== Material shown

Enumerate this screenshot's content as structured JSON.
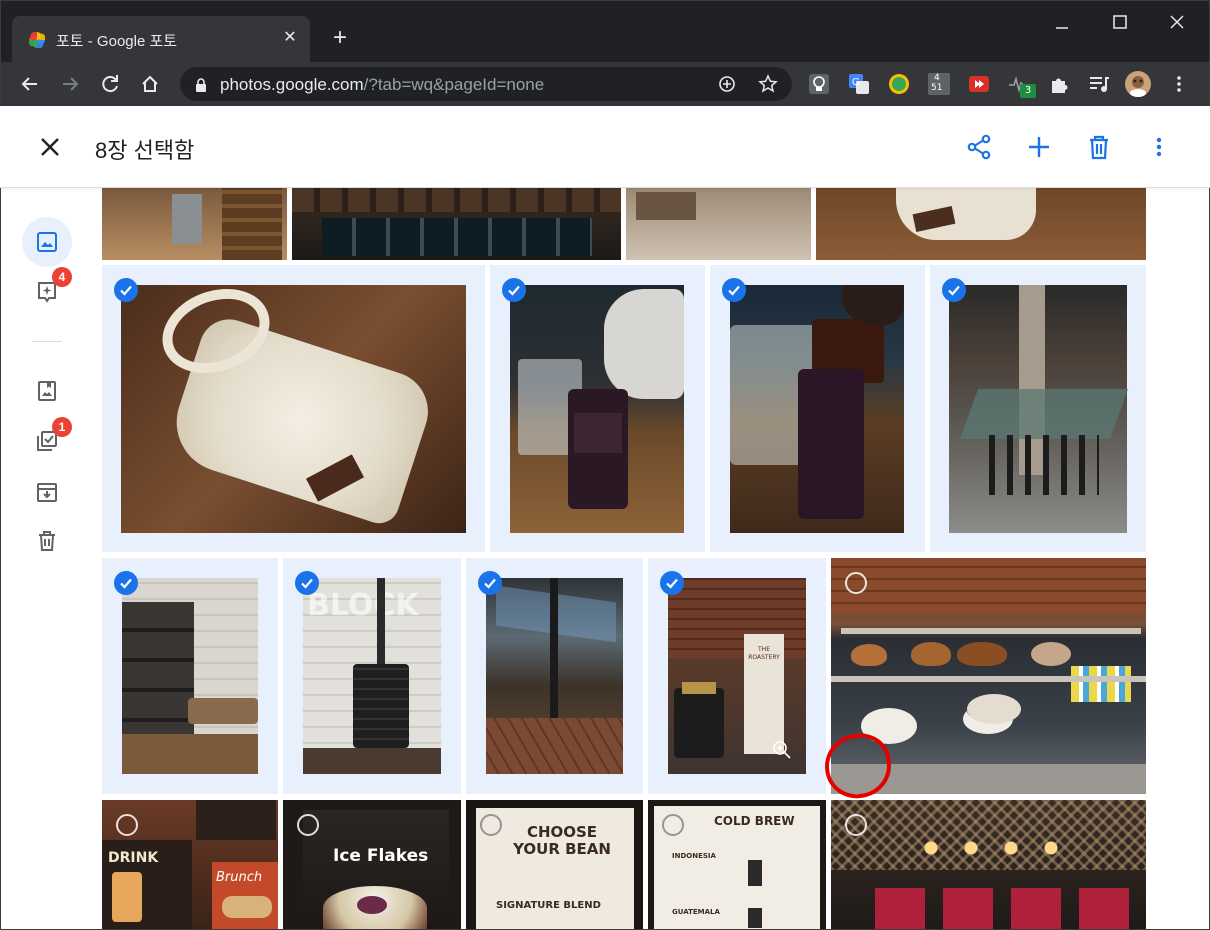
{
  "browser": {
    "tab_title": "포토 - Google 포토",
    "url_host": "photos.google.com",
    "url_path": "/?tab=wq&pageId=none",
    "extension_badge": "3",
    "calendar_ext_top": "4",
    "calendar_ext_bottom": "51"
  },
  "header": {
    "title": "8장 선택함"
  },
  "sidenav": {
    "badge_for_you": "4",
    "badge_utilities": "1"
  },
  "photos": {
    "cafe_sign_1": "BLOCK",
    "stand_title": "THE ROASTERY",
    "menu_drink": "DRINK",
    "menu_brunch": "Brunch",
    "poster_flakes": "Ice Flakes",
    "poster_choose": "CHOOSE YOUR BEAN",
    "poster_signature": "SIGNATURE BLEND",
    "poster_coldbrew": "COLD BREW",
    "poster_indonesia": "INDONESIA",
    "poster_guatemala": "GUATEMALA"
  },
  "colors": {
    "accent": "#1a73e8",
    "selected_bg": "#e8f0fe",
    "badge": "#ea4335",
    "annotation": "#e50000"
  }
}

====
== Material shown

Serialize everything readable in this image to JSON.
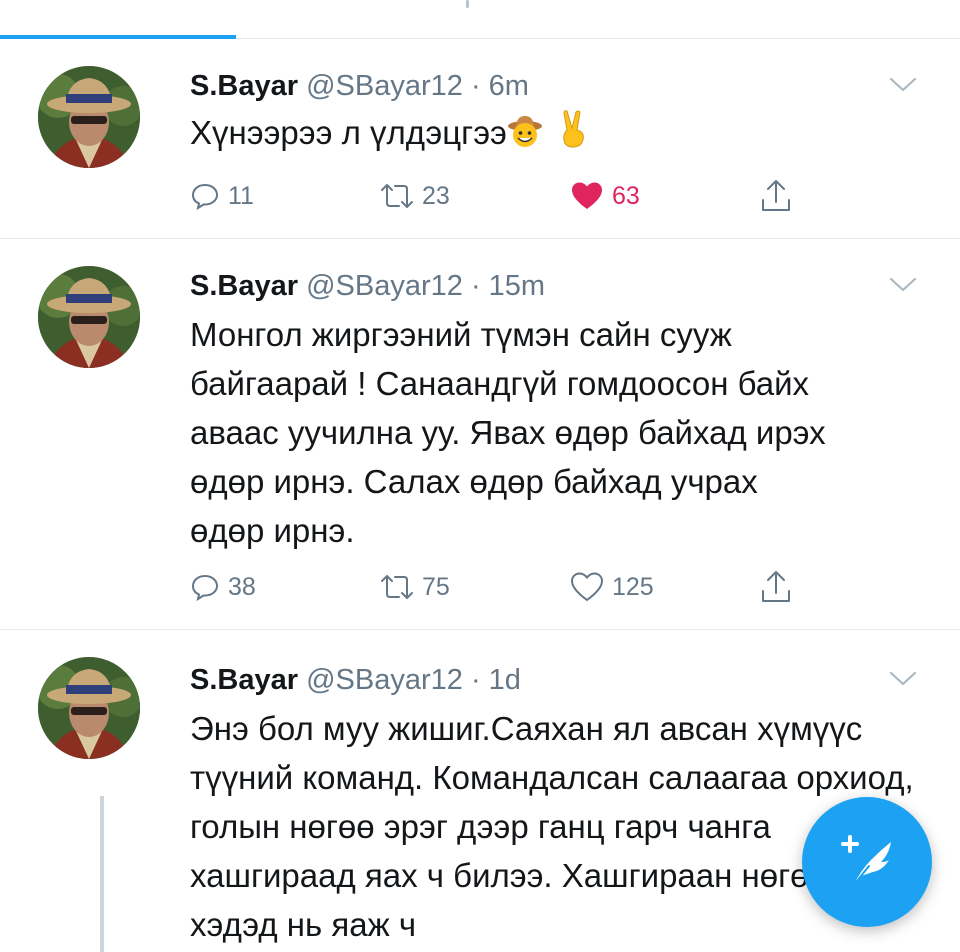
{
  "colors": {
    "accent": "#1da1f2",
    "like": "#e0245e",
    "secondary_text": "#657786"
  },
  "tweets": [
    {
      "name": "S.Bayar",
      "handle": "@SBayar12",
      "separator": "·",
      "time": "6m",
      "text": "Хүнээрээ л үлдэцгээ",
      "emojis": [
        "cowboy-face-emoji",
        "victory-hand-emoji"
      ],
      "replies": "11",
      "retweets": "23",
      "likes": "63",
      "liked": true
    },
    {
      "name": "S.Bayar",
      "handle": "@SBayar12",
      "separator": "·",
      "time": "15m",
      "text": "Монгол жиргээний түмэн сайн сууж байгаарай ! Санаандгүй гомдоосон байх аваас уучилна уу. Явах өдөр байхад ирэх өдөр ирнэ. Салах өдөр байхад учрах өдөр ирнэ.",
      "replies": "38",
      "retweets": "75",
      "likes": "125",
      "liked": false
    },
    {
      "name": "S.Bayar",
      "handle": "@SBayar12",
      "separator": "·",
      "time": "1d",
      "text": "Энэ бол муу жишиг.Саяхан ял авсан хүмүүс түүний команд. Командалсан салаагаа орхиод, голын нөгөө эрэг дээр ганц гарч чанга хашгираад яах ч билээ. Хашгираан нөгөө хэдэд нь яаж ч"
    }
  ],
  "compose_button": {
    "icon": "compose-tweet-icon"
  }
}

====
== Material shown

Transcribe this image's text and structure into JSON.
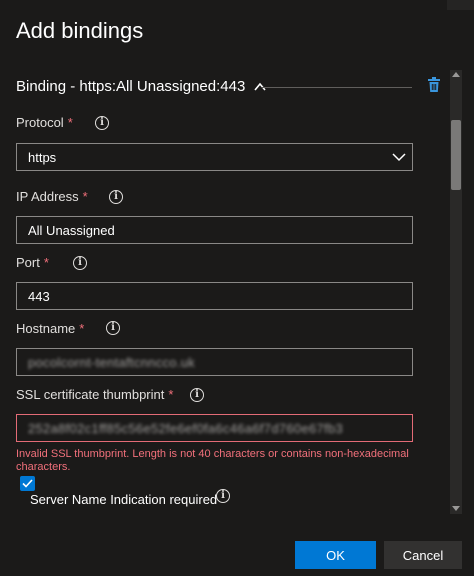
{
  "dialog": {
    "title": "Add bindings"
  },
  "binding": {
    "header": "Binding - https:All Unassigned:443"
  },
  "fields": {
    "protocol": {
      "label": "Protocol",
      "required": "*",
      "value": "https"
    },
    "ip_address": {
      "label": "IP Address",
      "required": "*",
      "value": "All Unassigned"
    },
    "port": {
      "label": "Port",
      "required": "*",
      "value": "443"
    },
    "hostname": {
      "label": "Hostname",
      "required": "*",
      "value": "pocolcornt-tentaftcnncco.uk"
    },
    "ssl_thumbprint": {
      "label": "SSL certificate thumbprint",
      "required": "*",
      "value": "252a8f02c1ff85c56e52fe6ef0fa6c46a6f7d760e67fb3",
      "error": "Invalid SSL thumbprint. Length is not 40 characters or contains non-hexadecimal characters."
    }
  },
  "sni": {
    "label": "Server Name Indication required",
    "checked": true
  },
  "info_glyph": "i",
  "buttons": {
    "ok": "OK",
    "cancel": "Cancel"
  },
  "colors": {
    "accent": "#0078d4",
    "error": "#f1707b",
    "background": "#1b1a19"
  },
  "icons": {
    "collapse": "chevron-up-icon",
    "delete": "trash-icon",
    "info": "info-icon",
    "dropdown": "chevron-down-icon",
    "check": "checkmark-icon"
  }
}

====

_What is expected_
Where a line holds "JSON", copy it out.

_Answer for the task_
Enumerate this screenshot's content as structured JSON.
Serialize everything readable in this image to JSON.
Transcribe this image's text and structure into JSON.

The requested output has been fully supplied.